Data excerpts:
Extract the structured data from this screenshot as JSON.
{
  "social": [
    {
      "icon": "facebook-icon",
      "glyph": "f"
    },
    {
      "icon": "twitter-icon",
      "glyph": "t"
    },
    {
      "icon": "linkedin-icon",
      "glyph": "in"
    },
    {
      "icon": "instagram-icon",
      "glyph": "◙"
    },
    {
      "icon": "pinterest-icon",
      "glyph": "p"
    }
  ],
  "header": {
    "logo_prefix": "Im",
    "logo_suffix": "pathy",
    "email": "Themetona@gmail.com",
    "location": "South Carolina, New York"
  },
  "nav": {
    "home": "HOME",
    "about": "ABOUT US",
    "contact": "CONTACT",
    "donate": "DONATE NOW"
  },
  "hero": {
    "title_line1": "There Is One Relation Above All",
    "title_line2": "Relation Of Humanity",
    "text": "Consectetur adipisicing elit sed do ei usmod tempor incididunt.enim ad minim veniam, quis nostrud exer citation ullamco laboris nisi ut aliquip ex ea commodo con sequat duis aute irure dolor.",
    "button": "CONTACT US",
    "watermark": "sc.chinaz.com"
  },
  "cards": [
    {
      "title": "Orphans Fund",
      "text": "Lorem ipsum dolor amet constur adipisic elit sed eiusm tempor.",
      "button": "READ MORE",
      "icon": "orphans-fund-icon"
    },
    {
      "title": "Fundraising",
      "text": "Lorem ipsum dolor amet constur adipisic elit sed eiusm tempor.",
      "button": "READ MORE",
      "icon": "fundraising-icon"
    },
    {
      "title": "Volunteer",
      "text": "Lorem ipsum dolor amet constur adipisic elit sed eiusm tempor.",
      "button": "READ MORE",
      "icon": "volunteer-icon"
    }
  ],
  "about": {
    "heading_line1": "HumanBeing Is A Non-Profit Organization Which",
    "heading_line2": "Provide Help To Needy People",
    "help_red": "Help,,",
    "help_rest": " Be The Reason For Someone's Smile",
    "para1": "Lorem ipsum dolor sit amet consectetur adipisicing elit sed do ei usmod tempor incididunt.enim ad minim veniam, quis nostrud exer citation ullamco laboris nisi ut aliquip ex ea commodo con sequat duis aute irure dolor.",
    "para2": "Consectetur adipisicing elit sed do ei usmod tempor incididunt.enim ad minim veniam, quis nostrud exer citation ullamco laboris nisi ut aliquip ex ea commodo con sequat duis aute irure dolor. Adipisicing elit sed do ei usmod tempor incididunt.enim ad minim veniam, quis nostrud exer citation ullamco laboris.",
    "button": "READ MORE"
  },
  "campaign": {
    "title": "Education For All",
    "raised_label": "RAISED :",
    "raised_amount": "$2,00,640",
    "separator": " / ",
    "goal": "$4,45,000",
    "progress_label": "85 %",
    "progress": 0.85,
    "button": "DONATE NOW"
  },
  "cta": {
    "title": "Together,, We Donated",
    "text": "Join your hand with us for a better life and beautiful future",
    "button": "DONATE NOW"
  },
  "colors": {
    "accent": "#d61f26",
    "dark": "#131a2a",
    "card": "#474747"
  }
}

▶ **EXERCISE PROMPT**
Read through the lines above and collect those that contain the string "nisi".

▶ **TASK OUTPUT**
    "text": "Consectetur adipisicing elit sed do ei usmod tempor incididunt.enim ad minim veniam, quis nostrud exer citation ullamco laboris nisi ut aliquip ex ea commodo con sequat duis aute irure dolor.",
    "para1": "Lorem ipsum dolor sit amet consectetur adipisicing elit sed do ei usmod tempor incididunt.enim ad minim veniam, quis nostrud exer citation ullamco laboris nisi ut aliquip ex ea commodo con sequat duis aute irure dolor.",
    "para2": "Consectetur adipisicing elit sed do ei usmod tempor incididunt.enim ad minim veniam, quis nostrud exer citation ullamco laboris nisi ut aliquip ex ea commodo con sequat duis aute irure dolor. Adipisicing elit sed do ei usmod tempor incididunt.enim ad minim veniam, quis nostrud exer citation ullamco laboris.",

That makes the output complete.